#### Task requirements
Each record needs to be echoed exactly; can you do that?

#### Extracted information
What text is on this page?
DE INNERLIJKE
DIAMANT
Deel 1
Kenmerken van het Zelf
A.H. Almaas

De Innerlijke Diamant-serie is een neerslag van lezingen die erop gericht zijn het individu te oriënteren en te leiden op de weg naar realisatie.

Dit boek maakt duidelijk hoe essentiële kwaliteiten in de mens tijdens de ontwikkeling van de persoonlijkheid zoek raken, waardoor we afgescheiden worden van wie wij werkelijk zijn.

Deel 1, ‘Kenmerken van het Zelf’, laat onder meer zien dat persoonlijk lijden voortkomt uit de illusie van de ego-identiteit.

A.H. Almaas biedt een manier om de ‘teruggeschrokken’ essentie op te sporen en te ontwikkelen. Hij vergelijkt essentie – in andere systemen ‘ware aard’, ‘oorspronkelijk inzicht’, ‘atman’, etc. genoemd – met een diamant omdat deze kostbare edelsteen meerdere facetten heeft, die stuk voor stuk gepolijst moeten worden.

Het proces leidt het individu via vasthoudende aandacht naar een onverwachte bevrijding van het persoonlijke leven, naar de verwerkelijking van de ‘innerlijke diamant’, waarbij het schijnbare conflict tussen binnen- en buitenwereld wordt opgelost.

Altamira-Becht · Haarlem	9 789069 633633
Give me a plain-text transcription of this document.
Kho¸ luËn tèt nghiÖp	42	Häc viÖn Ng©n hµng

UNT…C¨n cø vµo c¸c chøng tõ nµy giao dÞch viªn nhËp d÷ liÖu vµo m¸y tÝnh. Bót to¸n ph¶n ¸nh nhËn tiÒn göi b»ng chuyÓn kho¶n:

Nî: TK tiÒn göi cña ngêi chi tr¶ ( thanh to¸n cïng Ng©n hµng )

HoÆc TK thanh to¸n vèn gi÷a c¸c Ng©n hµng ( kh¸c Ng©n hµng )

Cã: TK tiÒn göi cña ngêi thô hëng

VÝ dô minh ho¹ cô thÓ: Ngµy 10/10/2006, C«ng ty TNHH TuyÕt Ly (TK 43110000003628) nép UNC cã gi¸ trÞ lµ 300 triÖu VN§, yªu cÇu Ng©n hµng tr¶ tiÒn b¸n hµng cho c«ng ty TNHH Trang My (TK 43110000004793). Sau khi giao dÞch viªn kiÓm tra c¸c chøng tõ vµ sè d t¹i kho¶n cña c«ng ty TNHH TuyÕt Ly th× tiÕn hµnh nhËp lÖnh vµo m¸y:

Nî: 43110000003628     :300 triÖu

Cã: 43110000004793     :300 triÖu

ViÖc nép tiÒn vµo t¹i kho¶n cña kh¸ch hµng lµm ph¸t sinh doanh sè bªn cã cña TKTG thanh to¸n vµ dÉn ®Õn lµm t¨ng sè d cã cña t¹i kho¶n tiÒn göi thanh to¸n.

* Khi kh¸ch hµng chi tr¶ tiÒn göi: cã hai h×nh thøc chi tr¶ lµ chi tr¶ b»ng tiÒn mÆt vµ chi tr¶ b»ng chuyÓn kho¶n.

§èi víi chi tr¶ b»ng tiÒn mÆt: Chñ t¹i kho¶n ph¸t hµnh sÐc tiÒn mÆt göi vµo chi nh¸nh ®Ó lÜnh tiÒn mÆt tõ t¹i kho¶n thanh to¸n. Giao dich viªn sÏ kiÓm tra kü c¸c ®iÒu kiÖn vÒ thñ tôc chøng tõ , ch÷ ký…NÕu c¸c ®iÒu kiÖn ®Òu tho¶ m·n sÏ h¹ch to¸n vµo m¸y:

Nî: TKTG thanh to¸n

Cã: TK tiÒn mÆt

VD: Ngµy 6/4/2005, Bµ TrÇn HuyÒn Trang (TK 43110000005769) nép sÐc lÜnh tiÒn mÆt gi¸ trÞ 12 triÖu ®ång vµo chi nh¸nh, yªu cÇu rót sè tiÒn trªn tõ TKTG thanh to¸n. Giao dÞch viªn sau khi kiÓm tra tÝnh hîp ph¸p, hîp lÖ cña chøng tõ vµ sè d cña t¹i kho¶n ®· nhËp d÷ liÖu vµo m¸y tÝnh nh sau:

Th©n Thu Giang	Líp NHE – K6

#### Expected answer
What text is on this page?
DE INNERLIJKE
DIAMANT
Deel 1
Kenmerken van het Zelf
A.H. Almaas

De Innerlijke Diamant-serie is een neerslag van lezingen die erop gericht zijn het individu te oriënteren en te leiden op de weg naar realisatie.

Dit boek maakt duidelijk hoe essentiële kwaliteiten in de mens tijdens de ontwikkeling van de persoonlijkheid zoek raken, waardoor we afgescheiden worden van wie wij werkelijk zijn.

Deel 1, ‘Kenmerken van het Zelf’, laat onder meer zien dat persoonlijk lijden voortkomt uit de illusie van de ego-identiteit.

A.H. Almaas biedt een manier om de ‘teruggeschrokken’ essentie op te sporen en te ontwikkelen. Hij vergelijkt essentie – in andere systemen ‘ware aard’, ‘oorspronkelijk inzicht’, ‘atman’, etc. genoemd – met een diamant omdat deze kostbare edelsteen meerdere facetten heeft, die stuk voor stuk gepolijst moeten worden.

Het proces leidt het individu via vasthoudende aandacht naar een onverwachte bevrijding van het persoonlijke leven, naar de verwerkelijking van de ‘innerlijke diamant’, waarbij het schijnbare conflict tussen binnen- en buitenwereld wordt opgelost.

Altamira-Becht · Haarlem	9 789069 633633
Give me a plain-text transcription of this document.
Kho¸ luËn tèt nghiÖp	42	Häc viÖn Ng©n hµng

UNT…C¨n cø vµo c¸c chøng tõ nµy giao dÞch viªn nhËp d÷ liÖu vµo m¸y tÝnh. Bót to¸n ph¶n ¸nh nhËn tiÒn göi b»ng chuyÓn kho¶n:

Nî: TK tiÒn göi cña ngêi chi tr¶ ( thanh to¸n cïng Ng©n hµng )

HoÆc TK thanh to¸n vèn gi÷a c¸c Ng©n hµng ( kh¸c Ng©n hµng )

Cã: TK tiÒn göi cña ngêi thô hëng

VÝ dô minh ho¹ cô thÓ: Ngµy 10/10/2006, C«ng ty TNHH TuyÕt Ly (TK 43110000003628) nép UNC cã gi¸ trÞ lµ 300 triÖu VN§, yªu cÇu Ng©n hµng tr¶ tiÒn b¸n hµng cho c«ng ty TNHH Trang My (TK 43110000004793). Sau khi giao dÞch viªn kiÓm tra c¸c chøng tõ vµ sè d t¹i kho¶n cña c«ng ty TNHH TuyÕt Ly th× tiÕn hµnh nhËp lÖnh vµo m¸y:

Nî: 43110000003628     :300 triÖu

Cã: 43110000004793     :300 triÖu

ViÖc nép tiÒn vµo t¹i kho¶n cña kh¸ch hµng lµm ph¸t sinh doanh sè bªn cã cña TKTG thanh to¸n vµ dÉn ®Õn lµm t¨ng sè d cã cña t¹i kho¶n tiÒn göi thanh to¸n.

* Khi kh¸ch hµng chi tr¶ tiÒn göi: cã hai h×nh thøc chi tr¶ lµ chi tr¶ b»ng tiÒn mÆt vµ chi tr¶ b»ng chuyÓn kho¶n.

§èi víi chi tr¶ b»ng tiÒn mÆt: Chñ t¹i kho¶n ph¸t hµnh sÐc tiÒn mÆt göi vµo chi nh¸nh ®Ó lÜnh tiÒn mÆt tõ t¹i kho¶n thanh to¸n. Giao dich viªn sÏ kiÓm tra kü c¸c ®iÒu kiÖn vÒ thñ tôc chøng tõ , ch÷ ký…NÕu c¸c ®iÒu kiÖn ®Òu tho¶ m·n sÏ h¹ch to¸n vµo m¸y:

Nî: TKTG thanh to¸n

Cã: TK tiÒn mÆt

VD: Ngµy 6/4/2005, Bµ TrÇn HuyÒn Trang (TK 43110000005769) nép sÐc lÜnh tiÒn mÆt gi¸ trÞ 12 triÖu ®ång vµo chi nh¸nh, yªu cÇu rót sè tiÒn trªn tõ TKTG thanh to¸n. Giao dÞch viªn sau khi kiÓm tra tÝnh hîp ph¸p, hîp lÖ cña chøng tõ vµ sè d cña t¹i kho¶n ®· nhËp d÷ liÖu vµo m¸y tÝnh nh sau:

Th©n Thu Giang	Líp NHE – K6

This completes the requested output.